* [Exercise task]
Every record here should be printed again exactly.

* [Source material]
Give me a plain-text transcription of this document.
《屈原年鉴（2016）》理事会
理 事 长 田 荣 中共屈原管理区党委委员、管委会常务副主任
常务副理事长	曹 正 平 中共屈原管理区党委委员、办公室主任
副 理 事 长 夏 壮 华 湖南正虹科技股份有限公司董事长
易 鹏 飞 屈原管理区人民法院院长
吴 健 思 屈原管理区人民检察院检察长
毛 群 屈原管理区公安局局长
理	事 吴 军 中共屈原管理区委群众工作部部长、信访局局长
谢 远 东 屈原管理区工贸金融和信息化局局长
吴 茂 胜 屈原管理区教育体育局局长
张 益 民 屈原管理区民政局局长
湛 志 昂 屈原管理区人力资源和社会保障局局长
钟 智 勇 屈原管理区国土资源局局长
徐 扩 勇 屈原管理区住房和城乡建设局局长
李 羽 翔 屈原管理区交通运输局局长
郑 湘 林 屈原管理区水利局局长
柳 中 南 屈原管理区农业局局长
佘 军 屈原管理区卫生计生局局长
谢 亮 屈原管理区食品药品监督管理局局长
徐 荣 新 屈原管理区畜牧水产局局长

* [Solution to this task]
Give me a plain-text transcription of this document.
《屈原年鉴（2016）》理事会
理 事 长 田 荣 中共屈原管理区党委委员、管委会常务副主任
常务副理事长	曹 正 平 中共屈原管理区党委委员、办公室主任
副 理 事 长 夏 壮 华 湖南正虹科技股份有限公司董事长
易 鹏 飞 屈原管理区人民法院院长
吴 健 思 屈原管理区人民检察院检察长
毛 群 屈原管理区公安局局长
理	事 吴 军 中共屈原管理区委群众工作部部长、信访局局长
谢 远 东 屈原管理区工贸金融和信息化局局长
吴 茂 胜 屈原管理区教育体育局局长
张 益 民 屈原管理区民政局局长
湛 志 昂 屈原管理区人力资源和社会保障局局长
钟 智 勇 屈原管理区国土资源局局长
徐 扩 勇 屈原管理区住房和城乡建设局局长
李 羽 翔 屈原管理区交通运输局局长
郑 湘 林 屈原管理区水利局局长
柳 中 南 屈原管理区农业局局长
佘 军 屈原管理区卫生计生局局长
谢 亮 屈原管理区食品药品监督管理局局长
徐 荣 新 屈原管理区畜牧水产局局长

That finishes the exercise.